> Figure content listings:
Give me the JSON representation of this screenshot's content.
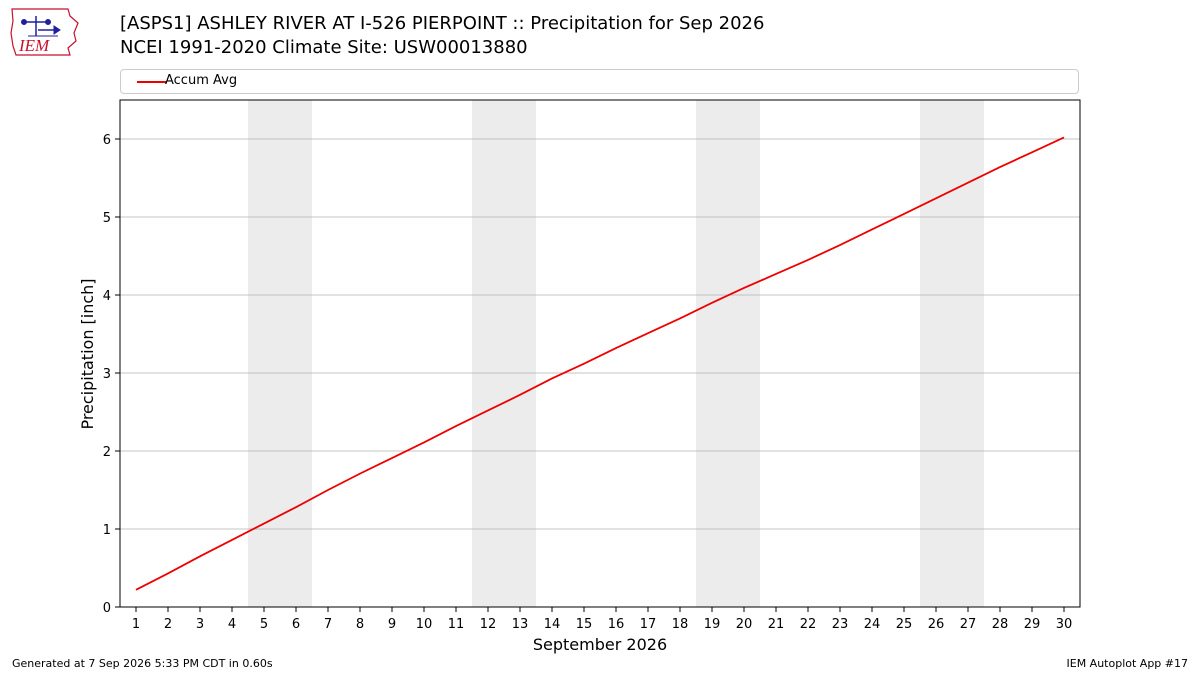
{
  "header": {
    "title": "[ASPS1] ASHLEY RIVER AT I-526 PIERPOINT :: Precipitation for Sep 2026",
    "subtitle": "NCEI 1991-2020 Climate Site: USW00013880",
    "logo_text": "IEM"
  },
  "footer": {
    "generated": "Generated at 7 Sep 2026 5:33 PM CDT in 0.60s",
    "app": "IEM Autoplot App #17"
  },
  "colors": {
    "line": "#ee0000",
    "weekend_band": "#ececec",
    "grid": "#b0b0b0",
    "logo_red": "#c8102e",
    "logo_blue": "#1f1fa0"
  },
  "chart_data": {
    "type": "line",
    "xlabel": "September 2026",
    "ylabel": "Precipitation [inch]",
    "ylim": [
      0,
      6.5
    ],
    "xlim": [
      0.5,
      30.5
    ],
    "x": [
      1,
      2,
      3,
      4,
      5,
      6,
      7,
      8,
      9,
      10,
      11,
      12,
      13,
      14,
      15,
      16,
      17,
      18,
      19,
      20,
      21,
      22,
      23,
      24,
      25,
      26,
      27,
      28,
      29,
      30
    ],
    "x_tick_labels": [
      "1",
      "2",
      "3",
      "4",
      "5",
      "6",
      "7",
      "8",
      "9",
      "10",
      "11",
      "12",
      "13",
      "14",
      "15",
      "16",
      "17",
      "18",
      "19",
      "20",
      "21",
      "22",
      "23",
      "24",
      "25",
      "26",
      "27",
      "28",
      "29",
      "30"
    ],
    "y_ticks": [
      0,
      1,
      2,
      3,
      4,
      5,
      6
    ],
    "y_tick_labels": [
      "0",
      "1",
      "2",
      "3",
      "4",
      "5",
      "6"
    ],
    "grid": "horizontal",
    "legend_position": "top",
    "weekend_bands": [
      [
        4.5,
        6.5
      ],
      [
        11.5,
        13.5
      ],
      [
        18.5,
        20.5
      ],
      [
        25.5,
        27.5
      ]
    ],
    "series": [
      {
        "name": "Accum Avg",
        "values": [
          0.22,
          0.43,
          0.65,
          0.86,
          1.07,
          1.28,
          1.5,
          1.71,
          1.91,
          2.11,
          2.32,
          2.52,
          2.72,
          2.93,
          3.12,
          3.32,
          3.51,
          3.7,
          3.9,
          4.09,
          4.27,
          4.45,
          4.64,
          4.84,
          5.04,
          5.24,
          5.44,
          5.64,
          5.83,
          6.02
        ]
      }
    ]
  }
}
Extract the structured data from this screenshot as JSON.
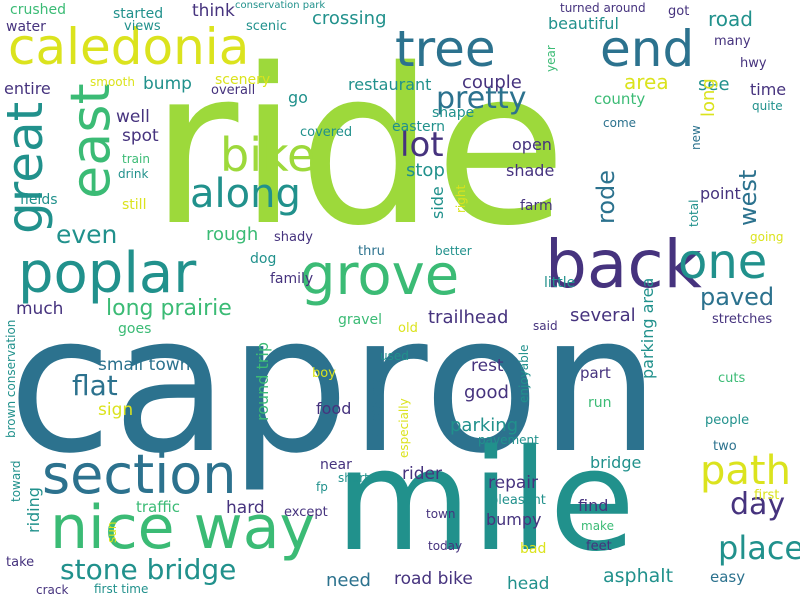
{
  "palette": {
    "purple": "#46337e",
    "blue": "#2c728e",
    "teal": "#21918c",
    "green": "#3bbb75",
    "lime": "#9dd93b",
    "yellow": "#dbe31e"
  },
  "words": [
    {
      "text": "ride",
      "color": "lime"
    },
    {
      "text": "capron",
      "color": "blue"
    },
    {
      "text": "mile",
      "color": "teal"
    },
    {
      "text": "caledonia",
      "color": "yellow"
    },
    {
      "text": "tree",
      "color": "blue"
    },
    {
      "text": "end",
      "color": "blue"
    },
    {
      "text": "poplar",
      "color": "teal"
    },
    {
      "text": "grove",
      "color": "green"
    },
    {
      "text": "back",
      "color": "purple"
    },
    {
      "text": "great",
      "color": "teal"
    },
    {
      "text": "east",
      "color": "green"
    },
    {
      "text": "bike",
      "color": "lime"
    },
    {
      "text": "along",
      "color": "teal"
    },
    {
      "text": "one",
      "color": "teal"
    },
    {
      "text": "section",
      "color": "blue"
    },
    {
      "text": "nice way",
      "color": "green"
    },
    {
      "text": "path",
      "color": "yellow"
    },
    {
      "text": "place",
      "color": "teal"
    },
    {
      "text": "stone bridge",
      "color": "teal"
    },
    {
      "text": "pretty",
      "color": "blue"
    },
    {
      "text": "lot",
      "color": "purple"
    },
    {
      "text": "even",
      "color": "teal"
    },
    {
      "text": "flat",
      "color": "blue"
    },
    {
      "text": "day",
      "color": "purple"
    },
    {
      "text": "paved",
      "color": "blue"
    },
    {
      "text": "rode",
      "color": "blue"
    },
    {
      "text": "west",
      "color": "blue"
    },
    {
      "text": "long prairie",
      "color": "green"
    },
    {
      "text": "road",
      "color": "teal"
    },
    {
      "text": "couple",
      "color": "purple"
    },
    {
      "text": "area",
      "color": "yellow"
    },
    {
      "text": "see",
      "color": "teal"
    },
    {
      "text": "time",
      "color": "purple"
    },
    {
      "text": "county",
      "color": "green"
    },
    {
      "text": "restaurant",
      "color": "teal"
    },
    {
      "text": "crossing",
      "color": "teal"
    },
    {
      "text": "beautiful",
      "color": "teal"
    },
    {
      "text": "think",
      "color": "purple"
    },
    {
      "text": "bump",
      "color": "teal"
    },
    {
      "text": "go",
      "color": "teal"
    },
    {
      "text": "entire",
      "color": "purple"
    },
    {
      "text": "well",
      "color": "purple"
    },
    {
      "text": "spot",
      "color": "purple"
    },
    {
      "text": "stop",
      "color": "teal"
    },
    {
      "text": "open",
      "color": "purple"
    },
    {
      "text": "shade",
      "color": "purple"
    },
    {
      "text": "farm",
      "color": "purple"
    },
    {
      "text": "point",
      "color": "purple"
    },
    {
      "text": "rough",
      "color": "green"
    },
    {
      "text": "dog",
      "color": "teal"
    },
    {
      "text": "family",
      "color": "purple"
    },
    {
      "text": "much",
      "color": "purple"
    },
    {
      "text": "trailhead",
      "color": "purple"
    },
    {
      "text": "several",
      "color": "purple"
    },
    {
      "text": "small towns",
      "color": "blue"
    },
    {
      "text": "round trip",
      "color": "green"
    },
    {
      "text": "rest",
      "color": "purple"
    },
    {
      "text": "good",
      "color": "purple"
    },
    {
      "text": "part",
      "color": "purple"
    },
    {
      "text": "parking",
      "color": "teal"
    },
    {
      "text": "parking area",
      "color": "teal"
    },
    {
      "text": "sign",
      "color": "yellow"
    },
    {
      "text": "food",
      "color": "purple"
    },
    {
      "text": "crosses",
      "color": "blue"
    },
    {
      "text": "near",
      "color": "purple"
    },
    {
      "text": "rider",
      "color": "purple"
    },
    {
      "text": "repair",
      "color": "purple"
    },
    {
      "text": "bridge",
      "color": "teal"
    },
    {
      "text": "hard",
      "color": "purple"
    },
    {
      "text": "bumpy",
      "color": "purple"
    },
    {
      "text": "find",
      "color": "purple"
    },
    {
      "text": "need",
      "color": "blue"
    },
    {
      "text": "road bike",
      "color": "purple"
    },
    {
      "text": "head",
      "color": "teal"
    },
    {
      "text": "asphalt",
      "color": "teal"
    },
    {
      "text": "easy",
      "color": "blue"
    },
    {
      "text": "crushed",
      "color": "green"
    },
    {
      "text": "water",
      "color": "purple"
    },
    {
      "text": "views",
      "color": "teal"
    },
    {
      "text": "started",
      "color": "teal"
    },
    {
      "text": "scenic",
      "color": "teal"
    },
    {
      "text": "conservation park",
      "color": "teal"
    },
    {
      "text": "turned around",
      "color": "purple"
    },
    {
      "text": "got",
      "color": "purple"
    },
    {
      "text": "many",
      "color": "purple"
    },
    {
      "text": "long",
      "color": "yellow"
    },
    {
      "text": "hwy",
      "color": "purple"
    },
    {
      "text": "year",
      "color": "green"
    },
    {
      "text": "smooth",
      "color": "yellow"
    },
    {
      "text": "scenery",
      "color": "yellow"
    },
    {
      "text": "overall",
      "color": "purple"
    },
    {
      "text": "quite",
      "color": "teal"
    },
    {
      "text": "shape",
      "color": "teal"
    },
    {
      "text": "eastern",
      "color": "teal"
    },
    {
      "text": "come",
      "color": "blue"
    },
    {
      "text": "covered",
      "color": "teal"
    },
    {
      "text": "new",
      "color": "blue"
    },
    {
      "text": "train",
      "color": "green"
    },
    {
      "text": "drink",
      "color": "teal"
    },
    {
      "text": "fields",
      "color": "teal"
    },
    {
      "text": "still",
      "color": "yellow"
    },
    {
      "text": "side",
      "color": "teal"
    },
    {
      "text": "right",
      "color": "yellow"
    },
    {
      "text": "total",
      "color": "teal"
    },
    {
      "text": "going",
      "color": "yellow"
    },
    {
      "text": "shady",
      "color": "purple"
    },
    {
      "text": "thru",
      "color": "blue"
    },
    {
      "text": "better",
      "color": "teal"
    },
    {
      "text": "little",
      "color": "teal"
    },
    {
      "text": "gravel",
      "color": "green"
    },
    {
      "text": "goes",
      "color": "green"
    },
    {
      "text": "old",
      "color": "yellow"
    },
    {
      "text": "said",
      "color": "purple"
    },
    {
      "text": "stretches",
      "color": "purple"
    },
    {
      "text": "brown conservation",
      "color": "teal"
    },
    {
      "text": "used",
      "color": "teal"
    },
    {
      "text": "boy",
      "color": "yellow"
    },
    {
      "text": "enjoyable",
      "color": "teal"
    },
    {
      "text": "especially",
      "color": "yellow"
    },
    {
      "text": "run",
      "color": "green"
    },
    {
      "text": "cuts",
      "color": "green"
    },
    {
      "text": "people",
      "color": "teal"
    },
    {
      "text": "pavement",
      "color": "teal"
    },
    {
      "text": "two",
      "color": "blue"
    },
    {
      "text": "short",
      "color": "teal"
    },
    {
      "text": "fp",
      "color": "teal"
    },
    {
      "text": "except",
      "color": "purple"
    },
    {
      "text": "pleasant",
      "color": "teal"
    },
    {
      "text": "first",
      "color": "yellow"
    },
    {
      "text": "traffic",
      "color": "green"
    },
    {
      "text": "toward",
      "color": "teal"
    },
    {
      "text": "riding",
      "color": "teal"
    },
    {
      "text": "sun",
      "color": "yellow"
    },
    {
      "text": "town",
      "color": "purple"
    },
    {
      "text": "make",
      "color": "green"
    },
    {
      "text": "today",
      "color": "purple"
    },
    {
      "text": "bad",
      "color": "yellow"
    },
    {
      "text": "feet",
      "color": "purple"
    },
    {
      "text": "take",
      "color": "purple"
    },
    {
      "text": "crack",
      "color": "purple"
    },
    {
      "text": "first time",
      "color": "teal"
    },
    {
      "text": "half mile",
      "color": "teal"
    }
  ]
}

> STATED EXERCISE:
Copy each line of the data above that holds "JSON".

> SOLUTION TO THIS TASK:
Give me the JSON representation of this screenshot's content.
Extract the structured data from this screenshot as JSON.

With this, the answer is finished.